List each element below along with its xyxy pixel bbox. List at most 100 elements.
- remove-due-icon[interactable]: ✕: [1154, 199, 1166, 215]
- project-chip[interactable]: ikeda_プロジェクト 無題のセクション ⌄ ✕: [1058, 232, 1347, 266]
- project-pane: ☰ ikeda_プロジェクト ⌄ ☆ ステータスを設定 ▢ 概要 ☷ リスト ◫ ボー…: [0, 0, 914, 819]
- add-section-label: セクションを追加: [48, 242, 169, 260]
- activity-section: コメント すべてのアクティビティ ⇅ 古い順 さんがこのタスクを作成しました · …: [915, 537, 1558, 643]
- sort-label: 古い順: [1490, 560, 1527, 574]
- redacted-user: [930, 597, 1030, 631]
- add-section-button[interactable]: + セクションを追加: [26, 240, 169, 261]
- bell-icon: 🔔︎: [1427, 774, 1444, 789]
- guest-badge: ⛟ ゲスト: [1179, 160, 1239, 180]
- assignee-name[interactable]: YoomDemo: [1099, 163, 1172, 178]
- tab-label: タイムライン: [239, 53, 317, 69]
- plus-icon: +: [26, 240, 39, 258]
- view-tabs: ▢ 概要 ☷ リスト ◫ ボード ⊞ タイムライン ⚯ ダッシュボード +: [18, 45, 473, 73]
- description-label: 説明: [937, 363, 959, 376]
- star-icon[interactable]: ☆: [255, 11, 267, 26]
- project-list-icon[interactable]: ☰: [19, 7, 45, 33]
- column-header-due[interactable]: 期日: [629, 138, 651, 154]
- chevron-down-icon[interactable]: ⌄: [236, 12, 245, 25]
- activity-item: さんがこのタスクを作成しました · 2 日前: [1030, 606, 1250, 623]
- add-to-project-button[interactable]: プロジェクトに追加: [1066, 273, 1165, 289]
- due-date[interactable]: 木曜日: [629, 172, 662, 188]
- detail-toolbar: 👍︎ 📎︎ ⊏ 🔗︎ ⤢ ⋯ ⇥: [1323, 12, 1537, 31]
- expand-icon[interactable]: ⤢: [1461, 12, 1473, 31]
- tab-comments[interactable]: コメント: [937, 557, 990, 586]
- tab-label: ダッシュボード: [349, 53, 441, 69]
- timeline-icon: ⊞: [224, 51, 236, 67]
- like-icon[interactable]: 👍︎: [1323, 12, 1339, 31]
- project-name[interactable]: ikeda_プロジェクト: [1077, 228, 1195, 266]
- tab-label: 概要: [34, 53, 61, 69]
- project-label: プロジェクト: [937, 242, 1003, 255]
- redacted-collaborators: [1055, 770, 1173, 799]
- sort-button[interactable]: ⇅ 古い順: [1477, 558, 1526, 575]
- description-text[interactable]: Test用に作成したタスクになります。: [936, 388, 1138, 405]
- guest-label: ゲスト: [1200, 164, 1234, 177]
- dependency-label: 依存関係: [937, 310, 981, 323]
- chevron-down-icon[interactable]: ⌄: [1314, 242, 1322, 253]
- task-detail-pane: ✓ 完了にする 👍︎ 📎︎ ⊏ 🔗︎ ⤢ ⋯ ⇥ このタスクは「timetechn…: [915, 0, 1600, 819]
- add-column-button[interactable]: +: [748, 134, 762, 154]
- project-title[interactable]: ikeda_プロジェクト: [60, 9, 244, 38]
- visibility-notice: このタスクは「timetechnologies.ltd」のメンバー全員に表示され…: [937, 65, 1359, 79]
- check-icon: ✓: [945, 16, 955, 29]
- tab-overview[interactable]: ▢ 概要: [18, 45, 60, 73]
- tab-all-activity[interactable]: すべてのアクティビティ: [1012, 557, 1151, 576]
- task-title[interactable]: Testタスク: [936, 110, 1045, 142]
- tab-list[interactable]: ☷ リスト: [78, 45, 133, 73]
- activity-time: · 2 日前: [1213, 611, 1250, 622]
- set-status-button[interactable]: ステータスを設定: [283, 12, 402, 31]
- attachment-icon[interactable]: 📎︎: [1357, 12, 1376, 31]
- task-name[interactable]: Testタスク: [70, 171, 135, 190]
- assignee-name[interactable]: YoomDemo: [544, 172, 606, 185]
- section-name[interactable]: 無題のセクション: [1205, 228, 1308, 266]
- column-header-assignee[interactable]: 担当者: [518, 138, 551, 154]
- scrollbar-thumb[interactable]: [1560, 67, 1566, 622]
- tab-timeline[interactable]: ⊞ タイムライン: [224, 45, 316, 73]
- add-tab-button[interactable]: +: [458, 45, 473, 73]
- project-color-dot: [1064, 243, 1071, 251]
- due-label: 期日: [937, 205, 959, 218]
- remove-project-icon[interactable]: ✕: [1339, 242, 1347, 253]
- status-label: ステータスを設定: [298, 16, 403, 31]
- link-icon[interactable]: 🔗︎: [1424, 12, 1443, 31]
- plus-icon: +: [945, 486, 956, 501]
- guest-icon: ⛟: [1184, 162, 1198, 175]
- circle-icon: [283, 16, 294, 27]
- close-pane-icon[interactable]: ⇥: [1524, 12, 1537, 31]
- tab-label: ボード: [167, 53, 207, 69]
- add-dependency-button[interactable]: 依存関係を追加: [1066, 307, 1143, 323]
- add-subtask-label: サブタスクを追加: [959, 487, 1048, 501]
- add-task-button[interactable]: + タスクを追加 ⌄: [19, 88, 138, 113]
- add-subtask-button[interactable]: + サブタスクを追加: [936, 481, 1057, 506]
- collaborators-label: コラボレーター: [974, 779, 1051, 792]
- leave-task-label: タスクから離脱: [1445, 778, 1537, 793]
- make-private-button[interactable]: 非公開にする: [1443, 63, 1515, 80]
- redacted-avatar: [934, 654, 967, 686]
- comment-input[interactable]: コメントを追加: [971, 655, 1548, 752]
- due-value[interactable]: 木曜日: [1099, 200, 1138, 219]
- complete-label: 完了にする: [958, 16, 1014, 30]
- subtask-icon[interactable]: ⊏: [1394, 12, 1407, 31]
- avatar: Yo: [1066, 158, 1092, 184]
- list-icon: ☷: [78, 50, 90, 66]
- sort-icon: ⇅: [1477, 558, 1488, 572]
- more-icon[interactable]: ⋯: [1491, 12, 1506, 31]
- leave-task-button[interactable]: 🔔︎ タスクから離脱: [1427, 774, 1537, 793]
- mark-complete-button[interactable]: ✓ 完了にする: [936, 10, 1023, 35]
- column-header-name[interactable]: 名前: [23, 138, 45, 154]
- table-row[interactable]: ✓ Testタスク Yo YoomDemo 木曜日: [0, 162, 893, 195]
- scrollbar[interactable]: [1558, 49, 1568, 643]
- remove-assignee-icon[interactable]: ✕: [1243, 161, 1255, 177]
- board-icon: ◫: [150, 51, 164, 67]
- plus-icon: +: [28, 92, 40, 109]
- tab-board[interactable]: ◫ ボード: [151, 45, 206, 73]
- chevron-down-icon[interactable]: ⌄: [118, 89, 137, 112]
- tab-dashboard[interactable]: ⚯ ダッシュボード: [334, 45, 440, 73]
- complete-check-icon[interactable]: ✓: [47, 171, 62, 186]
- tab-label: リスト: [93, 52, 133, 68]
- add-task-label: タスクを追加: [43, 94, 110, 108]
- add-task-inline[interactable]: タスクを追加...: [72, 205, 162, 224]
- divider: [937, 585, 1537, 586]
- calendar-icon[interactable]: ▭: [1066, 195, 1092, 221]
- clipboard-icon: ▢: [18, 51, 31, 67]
———
_WHAT IS EXPECTED_:
Rewrite all the lines above as a numbered list, skipping any blank lines.

_TASK RESULT_:
1. List each element below along with its xyxy pixel bbox. List at most 100 elements.
2. - remove-due-icon[interactable]: ✕: [1154, 199, 1166, 215]
3. - project-chip[interactable]: ikeda_プロジェクト 無題のセクション ⌄ ✕: [1058, 232, 1347, 266]
4. - project-pane: ☰ ikeda_プロジェクト ⌄ ☆ ステータスを設定 ▢ 概要 ☷ リスト ◫ ボー…: [0, 0, 914, 819]
5. - add-section-label: セクションを追加: [48, 242, 169, 260]
6. - activity-section: コメント すべてのアクティビティ ⇅ 古い順 さんがこのタスクを作成しました · …: [915, 537, 1558, 643]
7. - sort-label: 古い順: [1490, 560, 1527, 574]
8. - redacted-user: [930, 597, 1030, 631]
9. - add-section-button[interactable]: + セクションを追加: [26, 240, 169, 261]
10. - bell-icon: 🔔︎: [1427, 774, 1444, 789]
11. - guest-badge: ⛟ ゲスト: [1179, 160, 1239, 180]
12. - assignee-name[interactable]: YoomDemo: [1099, 163, 1172, 178]
13. - tab-label: タイムライン: [239, 53, 317, 69]
14. - plus-icon: +: [26, 240, 39, 258]
15. - view-tabs: ▢ 概要 ☷ リスト ◫ ボード ⊞ タイムライン ⚯ ダッシュボード +: [18, 45, 473, 73]
16. - description-label: 説明: [937, 363, 959, 376]
17. - star-icon[interactable]: ☆: [255, 11, 267, 26]
18. - project-list-icon[interactable]: ☰: [19, 7, 45, 33]
19. - column-header-due[interactable]: 期日: [629, 138, 651, 154]
20. - chevron-down-icon[interactable]: ⌄: [236, 12, 245, 25]
21. - activity-item: さんがこのタスクを作成しました · 2 日前: [1030, 606, 1250, 623]
22. - add-to-project-button[interactable]: プロジェクトに追加: [1066, 273, 1165, 289]
23. - due-date[interactable]: 木曜日: [629, 172, 662, 188]
24. - detail-toolbar: 👍︎ 📎︎ ⊏ 🔗︎ ⤢ ⋯ ⇥: [1323, 12, 1537, 31]
25. - expand-icon[interactable]: ⤢: [1461, 12, 1473, 31]
26. - tab-comments[interactable]: コメント: [937, 557, 990, 586]
27. - tab-label: ダッシュボード: [349, 53, 441, 69]
28. - timeline-icon: ⊞: [224, 51, 236, 67]
29. - like-icon[interactable]: 👍︎: [1323, 12, 1339, 31]
30. - project-name[interactable]: ikeda_プロジェクト: [1077, 228, 1195, 266]
31. - tab-label: 概要: [34, 53, 61, 69]
32. - project-label: プロジェクト: [937, 242, 1003, 255]
33. - redacted-collaborators: [1055, 770, 1173, 799]
34. - sort-button[interactable]: ⇅ 古い順: [1477, 558, 1526, 575]
35. - description-text[interactable]: Test用に作成したタスクになります。: [936, 388, 1138, 405]
36. - guest-label: ゲスト: [1200, 164, 1234, 177]
37. - dependency-label: 依存関係: [937, 310, 981, 323]
38. - chevron-down-icon[interactable]: ⌄: [1314, 242, 1322, 253]
39. - task-detail-pane: ✓ 完了にする 👍︎ 📎︎ ⊏ 🔗︎ ⤢ ⋯ ⇥ このタスクは「timetechn…: [915, 0, 1600, 819]
40. - add-column-button[interactable]: +: [748, 134, 762, 154]
41. - project-title[interactable]: ikeda_プロジェクト: [60, 9, 244, 38]
42. - visibility-notice: このタスクは「timetechnologies.ltd」のメンバー全員に表示され…: [937, 65, 1359, 79]
43. - check-icon: ✓: [945, 16, 955, 29]
44. - tab-overview[interactable]: ▢ 概要: [18, 45, 60, 73]
45. - tab-all-activity[interactable]: すべてのアクティビティ: [1012, 557, 1151, 576]
46. - task-title[interactable]: Testタスク: [936, 110, 1045, 142]
47. - tab-list[interactable]: ☷ リスト: [78, 45, 133, 73]
48. - activity-time: · 2 日前: [1213, 611, 1250, 622]
49. - set-status-button[interactable]: ステータスを設定: [283, 12, 402, 31]
50. - attachment-icon[interactable]: 📎︎: [1357, 12, 1376, 31]
51. - task-name[interactable]: Testタスク: [70, 171, 135, 190]
52. - assignee-name[interactable]: YoomDemo: [544, 172, 606, 185]
53. - section-name[interactable]: 無題のセクション: [1205, 228, 1308, 266]
54. - column-header-assignee[interactable]: 担当者: [518, 138, 551, 154]
55. - scrollbar-thumb[interactable]: [1560, 67, 1566, 622]
56. - tab-timeline[interactable]: ⊞ タイムライン: [224, 45, 316, 73]
57. - add-tab-button[interactable]: +: [458, 45, 473, 73]
58. - project-color-dot: [1064, 243, 1071, 251]
59. - due-label: 期日: [937, 205, 959, 218]
60. - remove-project-icon[interactable]: ✕: [1339, 242, 1347, 253]
61. - status-label: ステータスを設定: [298, 16, 403, 31]
62. - link-icon[interactable]: 🔗︎: [1424, 12, 1443, 31]
63. - plus-icon: +: [945, 486, 956, 501]
64. - guest-icon: ⛟: [1184, 162, 1198, 175]
65. - circle-icon: [283, 16, 294, 27]
66. - close-pane-icon[interactable]: ⇥: [1524, 12, 1537, 31]
67. - tab-label: ボード: [167, 53, 207, 69]
68. - add-dependency-button[interactable]: 依存関係を追加: [1066, 307, 1143, 323]
69. - add-subtask-label: サブタスクを追加: [959, 487, 1048, 501]
70. - add-task-button[interactable]: + タスクを追加 ⌄: [19, 88, 138, 113]
71. - add-subtask-button[interactable]: + サブタスクを追加: [936, 481, 1057, 506]
72. - collaborators-label: コラボレーター: [974, 779, 1051, 792]
73. - leave-task-label: タスクから離脱: [1445, 778, 1537, 793]
74. - make-private-button[interactable]: 非公開にする: [1443, 63, 1515, 80]
75. - redacted-avatar: [934, 654, 967, 686]
76. - comment-input[interactable]: コメントを追加: [971, 655, 1548, 752]
77. - due-value[interactable]: 木曜日: [1099, 200, 1138, 219]
78. - complete-label: 完了にする: [958, 16, 1014, 30]
79. - subtask-icon[interactable]: ⊏: [1394, 12, 1407, 31]
80. - avatar: Yo: [1066, 158, 1092, 184]
81. - list-icon: ☷: [78, 50, 90, 66]
82. - sort-icon: ⇅: [1477, 558, 1488, 572]
83. - more-icon[interactable]: ⋯: [1491, 12, 1506, 31]
84. - leave-task-button[interactable]: 🔔︎ タスクから離脱: [1427, 774, 1537, 793]
85. - mark-complete-button[interactable]: ✓ 完了にする: [936, 10, 1023, 35]
86. - column-header-name[interactable]: 名前: [23, 138, 45, 154]
87. - table-row[interactable]: ✓ Testタスク Yo YoomDemo 木曜日: [0, 162, 893, 195]
88. - scrollbar[interactable]: [1558, 49, 1568, 643]
89. - remove-assignee-icon[interactable]: ✕: [1243, 161, 1255, 177]
90. - board-icon: ◫: [150, 51, 164, 67]
91. - plus-icon: +: [28, 92, 40, 109]
92. - tab-board[interactable]: ◫ ボード: [151, 45, 206, 73]
93. - chevron-down-icon[interactable]: ⌄: [118, 89, 137, 112]
94. - tab-dashboard[interactable]: ⚯ ダッシュボード: [334, 45, 440, 73]
95. - complete-check-icon[interactable]: ✓: [47, 171, 62, 186]
96. - tab-label: リスト: [93, 52, 133, 68]
97. - add-task-label: タスクを追加: [43, 94, 110, 108]
98. - add-task-inline[interactable]: タスクを追加...: [72, 205, 162, 224]
99. - divider: [937, 585, 1537, 586]
100. - calendar-icon[interactable]: ▭: [1066, 195, 1092, 221]
101. - clipboard-icon: ▢: [18, 51, 31, 67]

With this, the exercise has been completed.